また、△BCD ,△ACD ,△ABD ,△ABCの面積をそれぞれ S_A ,S_B ,S_C ,S_D
とする。
このとき、aとd ,bとe ,cとfが3組の対辺であるが、
(1) 4[(S_A)^2+(S_B)^2+(S_C)^2+(S_D)^2]=(ad)^2+(be)^2+(cf)^2 ・・・(2.1.4)
が成立する。
すなわち (2S_A)^2+(2S_B)^2+(2S_C)^2+(2S_D)^2=(ad)^2+(be)^2+(cf)^2 ・・・(2.1.5)
(2) 「A-3直角四面体」では、上の(2.1.3)から
よく知られた、(S_A)^2=(S_B)^2+(S_C)^2+(S_D)^2 ・・・(2.1.6) の式が
自然に導かれる。
「証明」
(1) 2008.11.03(月)に、このBlogのあとにアップロードする予定のBlog「垂心四面体ABCDの垂心の
ベクトルによる重心座標表現で見落としていた大事なこと」により、
S_A ,S_B ,S_C ,S_Dは それぞれ △BCD ,△ACD ,△ABD ,△ABCの面積だから、
4(S_A)^2=zw+yw+yz ・・・(2.2.1), 4(S_B)^2=zw+xw+xz ・・・(2.2.2)

_ _ _ _ _

◆ 課題の条件 ◆
(1) 四面体の面積を扱う抜粋から、「(2) 「A-3直角四面体」では、上の(2.1.3)から」で始まり「4(S_A)^2=zw+yw+yz ・・・(2.2.1), 4(S_B)^2=zw+xw+xz ・・・(2.2.2)」で終わる部分をそのまま書き写せ。
(2) 抜粋の中で、式の後ろに「・・・」を挟んで付けられている式番号をすべて挙げよ。

_ _ _ _ _

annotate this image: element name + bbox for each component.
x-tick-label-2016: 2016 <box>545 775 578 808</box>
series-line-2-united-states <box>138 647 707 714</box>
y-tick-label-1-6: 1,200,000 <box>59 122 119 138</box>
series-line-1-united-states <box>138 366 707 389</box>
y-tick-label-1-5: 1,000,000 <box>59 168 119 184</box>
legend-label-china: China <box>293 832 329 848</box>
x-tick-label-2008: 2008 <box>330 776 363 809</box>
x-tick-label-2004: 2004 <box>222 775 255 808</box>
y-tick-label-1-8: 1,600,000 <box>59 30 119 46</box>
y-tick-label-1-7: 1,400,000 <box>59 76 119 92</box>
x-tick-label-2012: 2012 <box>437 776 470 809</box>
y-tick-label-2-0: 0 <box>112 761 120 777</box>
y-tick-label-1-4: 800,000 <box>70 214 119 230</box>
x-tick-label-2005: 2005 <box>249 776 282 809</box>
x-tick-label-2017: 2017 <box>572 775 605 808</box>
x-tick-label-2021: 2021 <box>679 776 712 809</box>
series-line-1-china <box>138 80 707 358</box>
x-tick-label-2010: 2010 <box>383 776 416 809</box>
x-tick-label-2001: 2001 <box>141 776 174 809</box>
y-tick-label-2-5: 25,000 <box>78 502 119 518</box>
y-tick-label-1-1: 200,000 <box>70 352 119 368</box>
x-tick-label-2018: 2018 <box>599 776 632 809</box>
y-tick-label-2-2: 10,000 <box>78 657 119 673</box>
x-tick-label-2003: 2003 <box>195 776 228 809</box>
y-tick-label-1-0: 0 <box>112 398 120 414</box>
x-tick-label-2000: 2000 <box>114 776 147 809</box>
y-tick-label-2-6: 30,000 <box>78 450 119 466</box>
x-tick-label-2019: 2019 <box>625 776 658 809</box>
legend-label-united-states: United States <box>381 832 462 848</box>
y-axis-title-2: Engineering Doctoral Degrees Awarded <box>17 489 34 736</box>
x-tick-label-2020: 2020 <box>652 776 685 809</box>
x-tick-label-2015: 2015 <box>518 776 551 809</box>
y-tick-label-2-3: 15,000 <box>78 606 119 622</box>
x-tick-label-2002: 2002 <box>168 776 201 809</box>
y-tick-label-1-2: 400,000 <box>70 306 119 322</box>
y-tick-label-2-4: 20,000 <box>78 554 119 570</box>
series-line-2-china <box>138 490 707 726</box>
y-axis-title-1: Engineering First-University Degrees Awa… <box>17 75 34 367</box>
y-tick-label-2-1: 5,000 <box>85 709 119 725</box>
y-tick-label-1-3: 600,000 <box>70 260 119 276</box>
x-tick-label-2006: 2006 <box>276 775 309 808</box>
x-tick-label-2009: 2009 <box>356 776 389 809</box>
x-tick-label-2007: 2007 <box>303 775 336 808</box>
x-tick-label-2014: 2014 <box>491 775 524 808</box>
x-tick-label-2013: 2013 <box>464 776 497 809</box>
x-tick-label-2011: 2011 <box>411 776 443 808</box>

_ _ _ _ _

◆ 各課題の解答 ◆
(1)
(2) 「A-3直角四面体」では、上の(2.1.3)から
よく知られた、(S_A)^2=(S_B)^2+(S_C)^2+(S_D)^2 ・・・(2.1.6) の式が
自然に導かれる。
「証明」
(1) 2008.11.03(月)に、このBlogのあとにアップロードする予定のBlog「垂心四面体ABCDの垂心の
ベクトルによる重心座標表現で見落としていた大事なこと」により、
S_A ,S_B ,S_C ,S_Dは それぞれ △BCD ,△ACD ,△ABD ,△ABCの面積だから、
4(S_A)^2=zw+yw+yz ・・・(2.2.1), 4(S_B)^2=zw+xw+xz ・・・(2.2.2)

(2) (2.1.4)、(2.1.5)、(2.1.6)、(2.2.1)、(2.2.2)